▶ WHAT IS ASKED: Write out the records below word for word, please.

■ ■ ■ ■ ■ ■ ■

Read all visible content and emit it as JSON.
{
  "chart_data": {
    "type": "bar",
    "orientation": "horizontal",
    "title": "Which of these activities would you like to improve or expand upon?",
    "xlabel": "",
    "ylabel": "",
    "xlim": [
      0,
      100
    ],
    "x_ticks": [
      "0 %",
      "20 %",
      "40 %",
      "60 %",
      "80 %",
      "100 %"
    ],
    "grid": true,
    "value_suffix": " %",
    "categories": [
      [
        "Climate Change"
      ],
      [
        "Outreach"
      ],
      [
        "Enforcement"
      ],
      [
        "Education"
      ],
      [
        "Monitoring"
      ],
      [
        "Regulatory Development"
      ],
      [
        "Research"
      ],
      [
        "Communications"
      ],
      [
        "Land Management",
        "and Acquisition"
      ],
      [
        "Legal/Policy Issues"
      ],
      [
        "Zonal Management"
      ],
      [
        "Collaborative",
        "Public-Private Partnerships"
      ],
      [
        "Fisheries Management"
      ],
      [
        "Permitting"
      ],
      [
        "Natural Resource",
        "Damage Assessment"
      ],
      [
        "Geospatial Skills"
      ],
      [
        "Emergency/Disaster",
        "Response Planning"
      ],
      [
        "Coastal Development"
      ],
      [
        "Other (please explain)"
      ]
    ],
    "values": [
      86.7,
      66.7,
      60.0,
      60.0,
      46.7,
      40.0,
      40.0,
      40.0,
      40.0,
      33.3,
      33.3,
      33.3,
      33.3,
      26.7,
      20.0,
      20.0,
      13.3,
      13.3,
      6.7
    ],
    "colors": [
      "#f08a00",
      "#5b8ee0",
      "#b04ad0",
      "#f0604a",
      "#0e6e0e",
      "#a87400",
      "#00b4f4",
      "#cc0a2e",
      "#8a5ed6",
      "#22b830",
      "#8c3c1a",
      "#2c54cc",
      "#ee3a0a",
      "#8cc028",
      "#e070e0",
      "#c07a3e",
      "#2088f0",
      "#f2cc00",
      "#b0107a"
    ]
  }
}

■ ■ ■ ■ ■ ■ ■

▶ REPLY:
Read all visible content and emit it as JSON.
{
  "chart_data": {
    "type": "bar",
    "orientation": "horizontal",
    "title": "Which of these activities would you like to improve or expand upon?",
    "xlabel": "",
    "ylabel": "",
    "xlim": [
      0,
      100
    ],
    "x_ticks": [
      "0 %",
      "20 %",
      "40 %",
      "60 %",
      "80 %",
      "100 %"
    ],
    "grid": true,
    "value_suffix": " %",
    "categories": [
      [
        "Climate Change"
      ],
      [
        "Outreach"
      ],
      [
        "Enforcement"
      ],
      [
        "Education"
      ],
      [
        "Monitoring"
      ],
      [
        "Regulatory Development"
      ],
      [
        "Research"
      ],
      [
        "Communications"
      ],
      [
        "Land Management",
        "and Acquisition"
      ],
      [
        "Legal/Policy Issues"
      ],
      [
        "Zonal Management"
      ],
      [
        "Collaborative",
        "Public-Private Partnerships"
      ],
      [
        "Fisheries Management"
      ],
      [
        "Permitting"
      ],
      [
        "Natural Resource",
        "Damage Assessment"
      ],
      [
        "Geospatial Skills"
      ],
      [
        "Emergency/Disaster",
        "Response Planning"
      ],
      [
        "Coastal Development"
      ],
      [
        "Other (please explain)"
      ]
    ],
    "values": [
      86.7,
      66.7,
      60.0,
      60.0,
      46.7,
      40.0,
      40.0,
      40.0,
      40.0,
      33.3,
      33.3,
      33.3,
      33.3,
      26.7,
      20.0,
      20.0,
      13.3,
      13.3,
      6.7
    ],
    "colors": [
      "#f08a00",
      "#5b8ee0",
      "#b04ad0",
      "#f0604a",
      "#0e6e0e",
      "#a87400",
      "#00b4f4",
      "#cc0a2e",
      "#8a5ed6",
      "#22b830",
      "#8c3c1a",
      "#2c54cc",
      "#ee3a0a",
      "#8cc028",
      "#e070e0",
      "#c07a3e",
      "#2088f0",
      "#f2cc00",
      "#b0107a"
    ]
  }
}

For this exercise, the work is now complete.